Protokollauszug:
Protokoll der Sitzung vom 08.11.2007

Frau Präsidentin! Liebe Kolleginnen und Kollegen! Was die Koalition beabsichtigt, haben wir dargelegt. Wir haben klar erklärt, dass wir offensiv mit diesem Thema umgehen. Wir haben uns klar dazu bekannt, dass es eine Änderung des Verfassungsschutzgesetzes geben soll, dass dabei das verfassungsrechtliche Trennungsgebot zwischen nachrichtendienstlichen und polizeilichen Entwicklungen klar beachtet werden muss und dass dies in einem neuen Gesetz verankert wird.

Darüber hinaus ist deutlich geworden, dass wir uns dieser Sache annehmen werden. Wir werden auch die Rechte der Parlamentarischen Kontrollkommission stärken.

(Dr. André Hahn, Linksfraktion: Da bin ich gespannt!)

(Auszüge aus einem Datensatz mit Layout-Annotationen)
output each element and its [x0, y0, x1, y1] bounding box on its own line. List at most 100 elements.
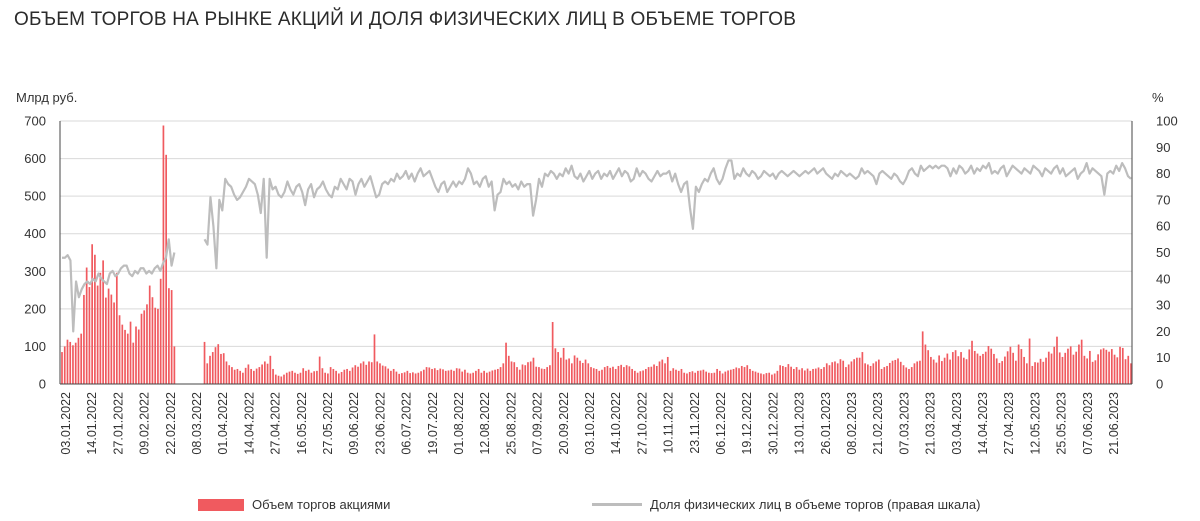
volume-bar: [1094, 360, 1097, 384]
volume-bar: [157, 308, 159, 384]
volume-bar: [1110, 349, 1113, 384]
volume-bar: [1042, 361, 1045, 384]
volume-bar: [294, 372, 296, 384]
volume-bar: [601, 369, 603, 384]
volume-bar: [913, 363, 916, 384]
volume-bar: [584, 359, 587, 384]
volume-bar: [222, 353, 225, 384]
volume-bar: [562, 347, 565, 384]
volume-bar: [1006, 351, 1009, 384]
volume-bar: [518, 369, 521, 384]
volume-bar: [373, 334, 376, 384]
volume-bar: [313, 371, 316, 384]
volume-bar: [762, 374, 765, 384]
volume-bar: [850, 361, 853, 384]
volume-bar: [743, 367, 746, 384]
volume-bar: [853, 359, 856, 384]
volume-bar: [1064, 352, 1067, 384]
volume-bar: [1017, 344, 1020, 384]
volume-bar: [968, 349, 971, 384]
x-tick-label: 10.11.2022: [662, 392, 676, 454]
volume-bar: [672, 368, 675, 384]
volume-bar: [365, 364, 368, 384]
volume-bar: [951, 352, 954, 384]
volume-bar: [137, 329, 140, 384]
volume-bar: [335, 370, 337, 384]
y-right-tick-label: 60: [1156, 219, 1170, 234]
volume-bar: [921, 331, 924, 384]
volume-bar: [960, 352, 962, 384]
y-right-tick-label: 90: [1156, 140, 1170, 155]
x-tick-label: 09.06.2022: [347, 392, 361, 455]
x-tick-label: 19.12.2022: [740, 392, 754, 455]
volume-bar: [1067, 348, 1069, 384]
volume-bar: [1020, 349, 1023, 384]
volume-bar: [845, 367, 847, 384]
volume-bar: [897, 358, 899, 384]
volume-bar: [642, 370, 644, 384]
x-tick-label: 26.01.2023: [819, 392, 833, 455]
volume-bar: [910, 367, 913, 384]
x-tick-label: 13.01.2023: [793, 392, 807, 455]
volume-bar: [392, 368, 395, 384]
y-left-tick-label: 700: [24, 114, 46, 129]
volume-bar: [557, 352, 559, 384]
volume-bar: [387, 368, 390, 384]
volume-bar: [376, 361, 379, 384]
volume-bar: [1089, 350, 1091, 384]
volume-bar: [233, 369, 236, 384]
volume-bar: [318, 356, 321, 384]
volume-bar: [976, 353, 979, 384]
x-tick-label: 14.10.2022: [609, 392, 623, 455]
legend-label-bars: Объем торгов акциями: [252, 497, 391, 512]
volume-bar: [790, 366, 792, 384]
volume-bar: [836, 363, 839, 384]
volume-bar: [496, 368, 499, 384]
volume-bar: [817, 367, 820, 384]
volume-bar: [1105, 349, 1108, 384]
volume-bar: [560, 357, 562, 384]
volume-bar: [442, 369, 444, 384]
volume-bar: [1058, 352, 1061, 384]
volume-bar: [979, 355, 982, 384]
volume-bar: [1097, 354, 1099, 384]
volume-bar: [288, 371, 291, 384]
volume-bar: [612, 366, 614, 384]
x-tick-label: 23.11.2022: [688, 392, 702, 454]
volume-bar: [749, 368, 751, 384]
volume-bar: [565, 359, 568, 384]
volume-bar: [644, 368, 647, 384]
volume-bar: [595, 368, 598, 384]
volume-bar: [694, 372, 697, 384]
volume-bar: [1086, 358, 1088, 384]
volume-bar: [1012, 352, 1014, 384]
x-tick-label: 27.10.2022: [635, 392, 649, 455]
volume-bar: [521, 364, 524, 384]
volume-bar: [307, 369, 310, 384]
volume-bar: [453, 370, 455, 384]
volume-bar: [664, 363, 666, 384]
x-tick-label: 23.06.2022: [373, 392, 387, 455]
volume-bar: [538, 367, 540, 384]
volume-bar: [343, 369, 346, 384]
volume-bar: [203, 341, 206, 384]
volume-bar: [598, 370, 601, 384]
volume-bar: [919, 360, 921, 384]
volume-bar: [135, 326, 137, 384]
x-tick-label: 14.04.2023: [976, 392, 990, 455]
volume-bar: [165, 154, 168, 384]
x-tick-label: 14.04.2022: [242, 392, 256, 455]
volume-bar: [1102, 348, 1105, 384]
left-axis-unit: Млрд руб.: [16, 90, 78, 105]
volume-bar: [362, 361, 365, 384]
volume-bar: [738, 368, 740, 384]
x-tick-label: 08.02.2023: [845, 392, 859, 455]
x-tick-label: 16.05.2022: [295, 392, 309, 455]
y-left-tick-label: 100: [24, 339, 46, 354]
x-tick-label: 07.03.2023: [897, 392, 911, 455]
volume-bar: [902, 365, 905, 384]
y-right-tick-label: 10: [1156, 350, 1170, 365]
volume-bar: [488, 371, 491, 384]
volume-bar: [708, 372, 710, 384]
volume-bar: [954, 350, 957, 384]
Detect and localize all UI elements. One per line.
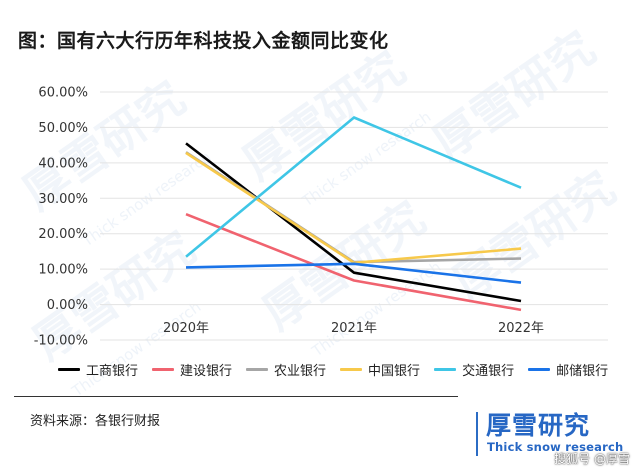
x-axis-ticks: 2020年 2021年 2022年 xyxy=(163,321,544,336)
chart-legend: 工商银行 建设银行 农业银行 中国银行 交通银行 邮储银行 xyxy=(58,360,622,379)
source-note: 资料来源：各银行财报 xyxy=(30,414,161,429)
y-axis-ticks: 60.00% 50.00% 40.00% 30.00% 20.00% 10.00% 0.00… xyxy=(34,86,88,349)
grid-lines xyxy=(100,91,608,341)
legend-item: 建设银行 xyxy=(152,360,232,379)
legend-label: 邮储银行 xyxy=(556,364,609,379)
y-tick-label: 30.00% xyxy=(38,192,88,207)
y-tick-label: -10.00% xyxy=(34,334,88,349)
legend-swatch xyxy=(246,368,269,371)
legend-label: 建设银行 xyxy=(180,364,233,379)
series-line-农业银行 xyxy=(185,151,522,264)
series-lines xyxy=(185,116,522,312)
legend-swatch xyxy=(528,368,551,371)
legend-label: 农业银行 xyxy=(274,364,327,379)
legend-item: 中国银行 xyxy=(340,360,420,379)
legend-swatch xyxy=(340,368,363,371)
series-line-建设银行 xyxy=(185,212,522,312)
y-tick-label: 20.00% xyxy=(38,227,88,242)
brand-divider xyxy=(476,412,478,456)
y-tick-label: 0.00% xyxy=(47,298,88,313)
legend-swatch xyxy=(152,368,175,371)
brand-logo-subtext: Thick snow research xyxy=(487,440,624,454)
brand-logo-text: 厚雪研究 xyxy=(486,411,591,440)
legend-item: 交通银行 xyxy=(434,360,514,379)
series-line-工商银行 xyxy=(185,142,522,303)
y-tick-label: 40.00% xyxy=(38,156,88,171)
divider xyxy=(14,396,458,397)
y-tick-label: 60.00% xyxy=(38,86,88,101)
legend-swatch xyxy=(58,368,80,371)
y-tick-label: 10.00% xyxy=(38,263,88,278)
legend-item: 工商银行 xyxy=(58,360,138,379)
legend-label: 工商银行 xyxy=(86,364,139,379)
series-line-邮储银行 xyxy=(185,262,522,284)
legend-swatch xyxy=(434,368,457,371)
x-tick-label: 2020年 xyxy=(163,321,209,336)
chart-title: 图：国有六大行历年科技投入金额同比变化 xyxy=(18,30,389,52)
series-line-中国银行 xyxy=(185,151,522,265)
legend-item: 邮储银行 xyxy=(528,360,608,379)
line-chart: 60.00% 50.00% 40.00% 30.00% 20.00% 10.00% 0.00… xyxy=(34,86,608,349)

Zu erledigende Aufgaben:
a. Stimmen die folgenden Aussagen mit dem Protokollauszug überein? Beantworte jede mit Ja oder Nein und zitiere die entscheidenden Worte wörtlich: (i) Die Koalition will das Verfassungsschutzgesetz ändern. (ii) Die Rechte der Parlamentarischen Kontrollkommission sollen eingeschränkt werden. (iii) Die Sitzung fand am 08.11.2007 statt.
b. Welches Gebot muss laut Protokollauszug bei der Änderung des Verfassungsschutzgesetzes beachtet werden?
c. Übernimm aus dem Protokollauszug wortgetreu die Stelle, die mit „Frau Präsidentin! Liebe“ beginnt und mit „Gesetz verankert wird.“ endet.
Die Zeilen spielen hierfür keine Rolle.

Ergebnisse je Aufgabe:
a.
(i) Ja: „dass es eine Änderung des Verfassungsschutzgesetzes geben soll“
(ii) Nein: „Wir werden auch die Rechte der Parlamentarischen Kontrollkommission stärken.“
(iii) Ja: „Protokoll der Sitzung vom 08.11.2007“

b. Das verfassungsrechtliche Trennungsgebot zwischen nachrichtendienstlichen und polizeilichen Entwicklungen.

c.
Frau Präsidentin! Liebe Kolleginnen und Kollegen! Was die Koalition beabsichtigt, haben wir dargelegt. Wir haben klar erklärt, dass wir offensiv mit diesem Thema umgehen. Wir haben uns klar dazu bekannt, dass es eine Änderung des Verfassungsschutzgesetzes geben soll, dass dabei das verfassungsrechtliche Trennungsgebot zwischen nachrichtendienstlichen und polizeilichen Entwicklungen klar beachtet werden muss und dass dies in einem neuen Gesetz verankert wird.